§ CHALLENGE
Pull every line containing "требуется" out of the material below.

Data entries:
- - - - -
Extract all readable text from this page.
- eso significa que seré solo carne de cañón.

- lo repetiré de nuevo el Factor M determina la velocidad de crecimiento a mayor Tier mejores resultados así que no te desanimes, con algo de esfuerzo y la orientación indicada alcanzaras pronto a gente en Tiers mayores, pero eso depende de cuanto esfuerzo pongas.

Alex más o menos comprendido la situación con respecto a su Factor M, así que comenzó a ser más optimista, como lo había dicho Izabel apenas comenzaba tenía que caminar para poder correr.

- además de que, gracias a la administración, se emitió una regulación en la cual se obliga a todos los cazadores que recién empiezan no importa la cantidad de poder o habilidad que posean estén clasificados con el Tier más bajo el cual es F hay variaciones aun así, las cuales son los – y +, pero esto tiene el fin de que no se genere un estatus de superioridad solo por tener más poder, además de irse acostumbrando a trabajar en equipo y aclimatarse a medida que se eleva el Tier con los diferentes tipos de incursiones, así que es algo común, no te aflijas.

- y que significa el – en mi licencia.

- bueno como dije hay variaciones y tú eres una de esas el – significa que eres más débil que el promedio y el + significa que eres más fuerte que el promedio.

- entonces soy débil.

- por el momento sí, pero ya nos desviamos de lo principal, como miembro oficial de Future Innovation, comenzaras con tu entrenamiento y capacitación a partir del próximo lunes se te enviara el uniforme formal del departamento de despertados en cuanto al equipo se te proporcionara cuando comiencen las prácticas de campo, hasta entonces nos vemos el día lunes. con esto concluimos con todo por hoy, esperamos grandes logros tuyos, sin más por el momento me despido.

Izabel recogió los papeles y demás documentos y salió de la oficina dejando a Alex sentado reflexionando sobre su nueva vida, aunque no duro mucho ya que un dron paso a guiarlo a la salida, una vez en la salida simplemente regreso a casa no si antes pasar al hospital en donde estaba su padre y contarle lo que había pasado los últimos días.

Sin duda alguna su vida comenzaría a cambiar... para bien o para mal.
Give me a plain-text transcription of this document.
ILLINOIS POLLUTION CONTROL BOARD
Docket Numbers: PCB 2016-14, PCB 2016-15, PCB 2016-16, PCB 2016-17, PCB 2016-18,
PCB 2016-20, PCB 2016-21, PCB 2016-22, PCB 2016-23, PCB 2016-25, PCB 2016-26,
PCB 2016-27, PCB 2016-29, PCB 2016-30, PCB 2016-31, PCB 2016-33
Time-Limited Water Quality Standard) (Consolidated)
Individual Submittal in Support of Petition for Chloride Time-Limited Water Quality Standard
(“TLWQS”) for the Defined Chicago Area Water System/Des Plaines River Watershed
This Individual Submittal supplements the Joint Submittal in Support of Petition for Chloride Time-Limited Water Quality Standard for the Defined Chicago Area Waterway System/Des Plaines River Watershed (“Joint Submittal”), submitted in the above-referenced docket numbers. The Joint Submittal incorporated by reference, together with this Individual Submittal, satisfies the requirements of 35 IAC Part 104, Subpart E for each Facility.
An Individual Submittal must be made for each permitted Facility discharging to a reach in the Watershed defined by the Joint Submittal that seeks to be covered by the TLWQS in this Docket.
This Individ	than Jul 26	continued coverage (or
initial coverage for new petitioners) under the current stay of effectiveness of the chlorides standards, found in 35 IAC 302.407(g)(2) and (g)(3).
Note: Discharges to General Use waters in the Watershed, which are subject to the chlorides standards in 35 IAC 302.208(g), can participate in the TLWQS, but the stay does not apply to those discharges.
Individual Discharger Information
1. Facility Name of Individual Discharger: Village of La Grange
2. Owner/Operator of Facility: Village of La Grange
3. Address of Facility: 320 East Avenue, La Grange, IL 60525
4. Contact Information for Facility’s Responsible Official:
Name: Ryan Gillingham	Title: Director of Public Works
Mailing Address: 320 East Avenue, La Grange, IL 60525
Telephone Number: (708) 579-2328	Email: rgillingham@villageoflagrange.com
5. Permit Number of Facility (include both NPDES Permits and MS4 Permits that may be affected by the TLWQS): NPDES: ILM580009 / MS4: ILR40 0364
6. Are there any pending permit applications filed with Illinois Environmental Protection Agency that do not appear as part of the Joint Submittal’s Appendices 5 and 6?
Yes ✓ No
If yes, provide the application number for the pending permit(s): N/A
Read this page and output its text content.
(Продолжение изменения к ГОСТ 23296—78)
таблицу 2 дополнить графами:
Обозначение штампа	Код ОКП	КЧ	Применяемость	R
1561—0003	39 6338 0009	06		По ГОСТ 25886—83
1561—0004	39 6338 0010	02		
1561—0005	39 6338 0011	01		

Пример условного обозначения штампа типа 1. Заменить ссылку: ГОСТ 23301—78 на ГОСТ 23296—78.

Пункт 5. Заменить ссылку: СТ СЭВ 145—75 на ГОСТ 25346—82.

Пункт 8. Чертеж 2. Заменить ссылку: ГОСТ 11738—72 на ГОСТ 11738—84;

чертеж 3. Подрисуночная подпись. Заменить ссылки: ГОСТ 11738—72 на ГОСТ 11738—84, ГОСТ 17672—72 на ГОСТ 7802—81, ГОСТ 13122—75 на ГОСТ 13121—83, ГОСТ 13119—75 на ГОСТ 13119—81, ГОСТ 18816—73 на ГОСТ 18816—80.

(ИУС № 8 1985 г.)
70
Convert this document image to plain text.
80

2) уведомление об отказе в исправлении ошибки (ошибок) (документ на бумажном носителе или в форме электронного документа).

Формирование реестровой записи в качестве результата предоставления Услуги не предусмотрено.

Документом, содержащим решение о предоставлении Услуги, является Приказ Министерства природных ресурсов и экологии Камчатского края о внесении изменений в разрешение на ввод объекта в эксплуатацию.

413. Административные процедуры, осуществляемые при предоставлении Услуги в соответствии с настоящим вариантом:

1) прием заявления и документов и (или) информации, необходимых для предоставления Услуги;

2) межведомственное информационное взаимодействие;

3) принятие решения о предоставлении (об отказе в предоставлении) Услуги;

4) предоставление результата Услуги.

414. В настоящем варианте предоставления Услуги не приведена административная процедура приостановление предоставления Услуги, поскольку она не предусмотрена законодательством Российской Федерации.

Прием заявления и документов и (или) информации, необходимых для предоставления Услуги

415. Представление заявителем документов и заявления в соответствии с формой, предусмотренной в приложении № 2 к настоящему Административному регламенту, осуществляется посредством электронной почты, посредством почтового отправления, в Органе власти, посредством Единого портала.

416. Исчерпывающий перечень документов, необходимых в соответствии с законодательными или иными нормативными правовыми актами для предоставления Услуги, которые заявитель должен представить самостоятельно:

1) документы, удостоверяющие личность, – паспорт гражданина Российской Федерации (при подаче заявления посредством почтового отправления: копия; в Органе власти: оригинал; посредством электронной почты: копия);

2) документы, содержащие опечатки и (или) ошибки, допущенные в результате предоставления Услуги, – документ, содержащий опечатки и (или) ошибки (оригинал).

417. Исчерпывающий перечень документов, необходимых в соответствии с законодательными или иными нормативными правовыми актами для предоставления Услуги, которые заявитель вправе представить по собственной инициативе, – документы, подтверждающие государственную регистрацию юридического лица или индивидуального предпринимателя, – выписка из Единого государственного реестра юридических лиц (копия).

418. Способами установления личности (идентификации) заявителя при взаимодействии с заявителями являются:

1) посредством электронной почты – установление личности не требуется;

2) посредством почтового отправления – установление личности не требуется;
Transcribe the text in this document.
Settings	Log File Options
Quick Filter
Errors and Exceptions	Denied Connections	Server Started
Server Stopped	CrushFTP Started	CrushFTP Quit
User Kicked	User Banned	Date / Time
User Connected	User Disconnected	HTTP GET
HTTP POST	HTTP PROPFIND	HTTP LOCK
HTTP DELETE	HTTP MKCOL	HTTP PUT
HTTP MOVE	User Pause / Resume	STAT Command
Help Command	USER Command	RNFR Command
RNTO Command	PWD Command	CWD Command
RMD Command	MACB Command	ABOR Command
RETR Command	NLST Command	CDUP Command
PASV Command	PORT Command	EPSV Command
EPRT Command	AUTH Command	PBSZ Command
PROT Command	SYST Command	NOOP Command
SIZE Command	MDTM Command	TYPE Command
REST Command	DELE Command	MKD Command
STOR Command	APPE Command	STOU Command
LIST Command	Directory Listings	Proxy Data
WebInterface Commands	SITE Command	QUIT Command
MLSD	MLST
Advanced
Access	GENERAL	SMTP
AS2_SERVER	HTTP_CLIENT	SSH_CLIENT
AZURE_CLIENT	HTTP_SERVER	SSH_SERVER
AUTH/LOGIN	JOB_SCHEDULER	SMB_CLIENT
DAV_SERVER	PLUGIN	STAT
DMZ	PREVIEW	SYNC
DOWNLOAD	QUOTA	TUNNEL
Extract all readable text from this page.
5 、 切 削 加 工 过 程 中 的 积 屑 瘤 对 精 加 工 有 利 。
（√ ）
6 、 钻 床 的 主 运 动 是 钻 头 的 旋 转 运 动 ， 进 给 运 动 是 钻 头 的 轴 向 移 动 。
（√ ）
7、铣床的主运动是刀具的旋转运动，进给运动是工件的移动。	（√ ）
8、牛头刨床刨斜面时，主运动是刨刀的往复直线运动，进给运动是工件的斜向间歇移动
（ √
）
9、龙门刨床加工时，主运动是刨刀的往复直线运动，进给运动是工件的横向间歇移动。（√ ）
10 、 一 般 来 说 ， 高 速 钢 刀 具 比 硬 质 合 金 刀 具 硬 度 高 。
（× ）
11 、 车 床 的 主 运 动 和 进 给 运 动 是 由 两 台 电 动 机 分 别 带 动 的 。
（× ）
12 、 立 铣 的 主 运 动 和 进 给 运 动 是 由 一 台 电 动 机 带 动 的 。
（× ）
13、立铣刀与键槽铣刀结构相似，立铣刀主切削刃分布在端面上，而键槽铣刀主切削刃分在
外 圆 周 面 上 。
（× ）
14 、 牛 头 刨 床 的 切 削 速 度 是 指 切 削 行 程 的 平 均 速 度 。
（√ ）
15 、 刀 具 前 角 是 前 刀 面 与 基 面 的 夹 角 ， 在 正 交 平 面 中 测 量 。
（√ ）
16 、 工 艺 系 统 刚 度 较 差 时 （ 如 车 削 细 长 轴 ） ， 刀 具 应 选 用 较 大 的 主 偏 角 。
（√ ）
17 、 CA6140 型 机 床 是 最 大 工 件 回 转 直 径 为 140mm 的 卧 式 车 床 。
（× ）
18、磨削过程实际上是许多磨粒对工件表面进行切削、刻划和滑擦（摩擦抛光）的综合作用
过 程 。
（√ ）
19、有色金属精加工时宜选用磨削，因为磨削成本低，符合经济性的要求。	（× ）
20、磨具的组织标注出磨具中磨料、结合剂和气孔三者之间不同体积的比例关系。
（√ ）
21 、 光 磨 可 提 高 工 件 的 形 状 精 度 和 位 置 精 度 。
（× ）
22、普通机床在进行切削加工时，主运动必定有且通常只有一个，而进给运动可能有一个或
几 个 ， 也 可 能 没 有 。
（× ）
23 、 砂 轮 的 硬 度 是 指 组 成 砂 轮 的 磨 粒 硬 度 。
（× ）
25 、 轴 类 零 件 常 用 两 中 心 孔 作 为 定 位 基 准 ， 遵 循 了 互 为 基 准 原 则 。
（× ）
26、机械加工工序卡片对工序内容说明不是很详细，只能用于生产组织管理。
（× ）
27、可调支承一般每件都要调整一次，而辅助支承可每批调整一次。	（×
- - - - -
§ RESPONSE TO THE TASK
1) посредством электронной почты – установление личности не требуется;
2) посредством почтового отправления – установление личности не требуется;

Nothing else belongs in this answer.